_WHAT TO WORK ON_: Set down all of the data that follows word for word, without the images.

_A block of data_:
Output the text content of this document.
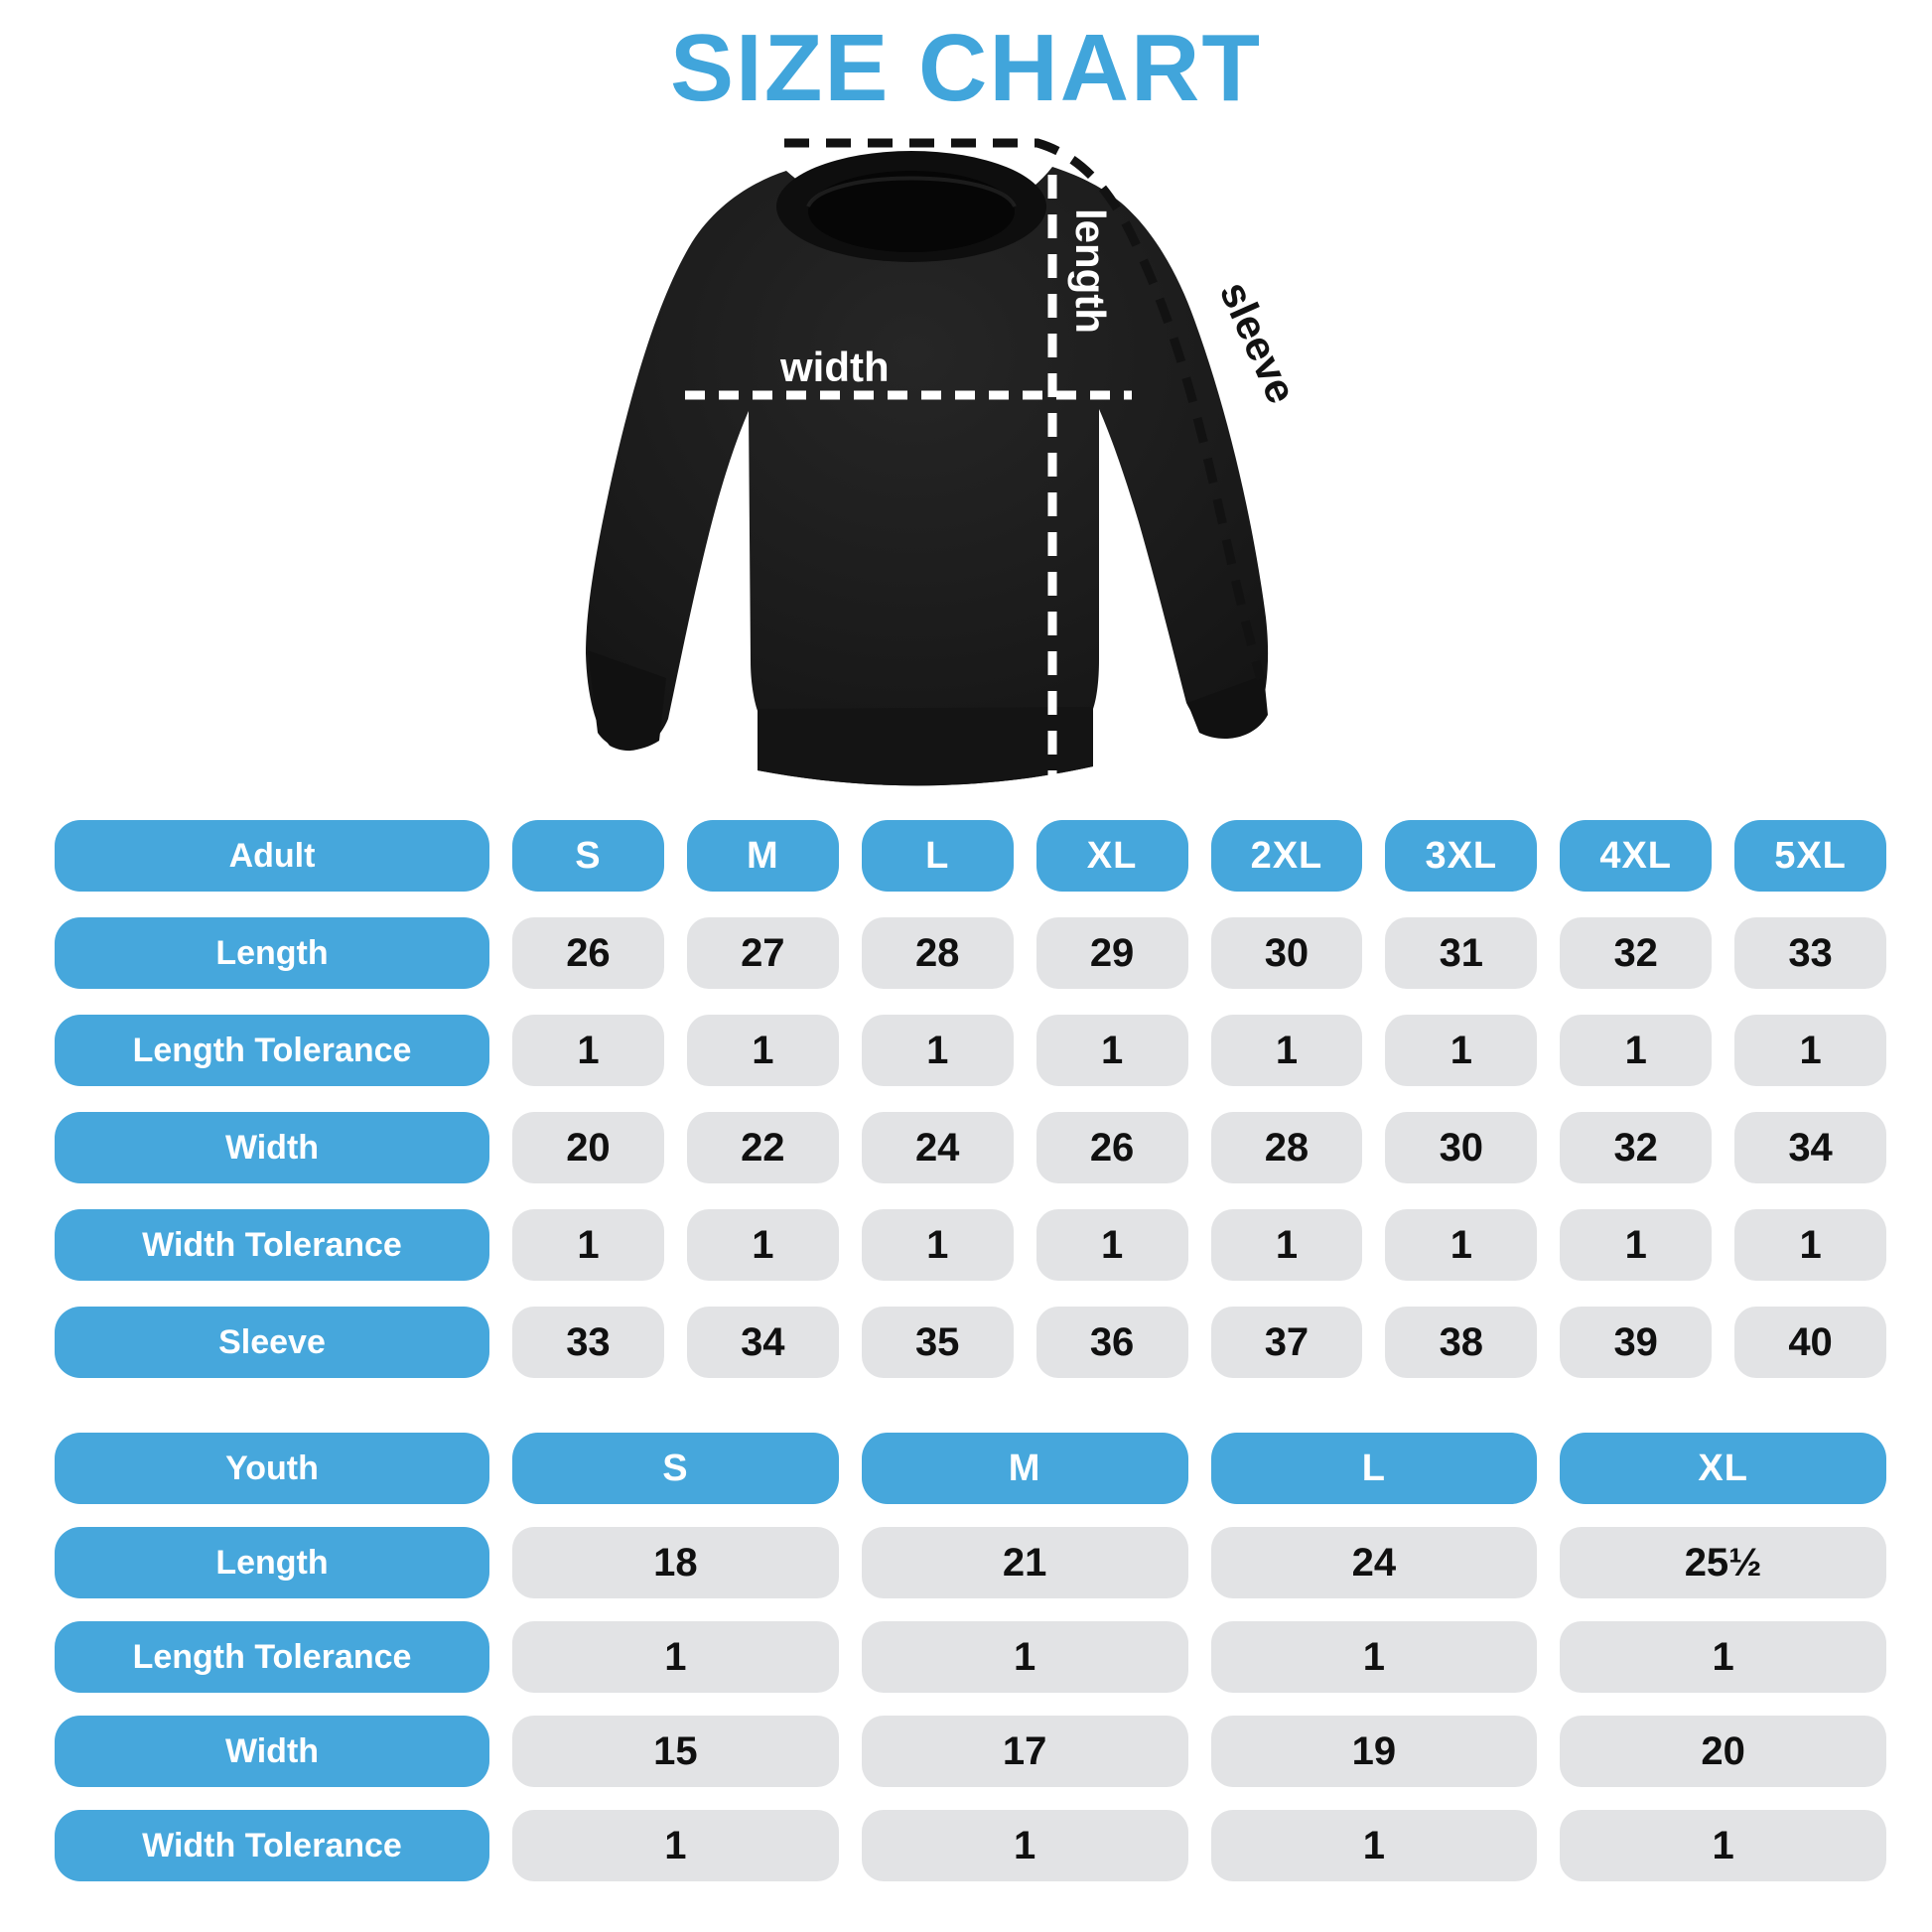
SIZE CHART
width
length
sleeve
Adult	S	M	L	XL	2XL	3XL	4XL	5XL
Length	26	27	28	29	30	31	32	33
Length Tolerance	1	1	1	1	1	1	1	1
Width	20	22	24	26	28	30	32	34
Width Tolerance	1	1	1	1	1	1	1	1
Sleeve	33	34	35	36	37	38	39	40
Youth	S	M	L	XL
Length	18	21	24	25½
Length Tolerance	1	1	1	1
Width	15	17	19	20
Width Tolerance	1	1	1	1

_EXERCISE RESPONSE_:
Output the text content of this document.
SIZE CHART
width
length
sleeve
Adult	S	M	L	XL	2XL	3XL	4XL	5XL
Length	26	27	28	29	30	31	32	33
Length Tolerance	1	1	1	1	1	1	1	1
Width	20	22	24	26	28	30	32	34
Width Tolerance	1	1	1	1	1	1	1	1
Sleeve	33	34	35	36	37	38	39	40
Youth	S	M	L	XL
Length	18	21	24	25½
Length Tolerance	1	1	1	1
Width	15	17	19	20
Width Tolerance	1	1	1	1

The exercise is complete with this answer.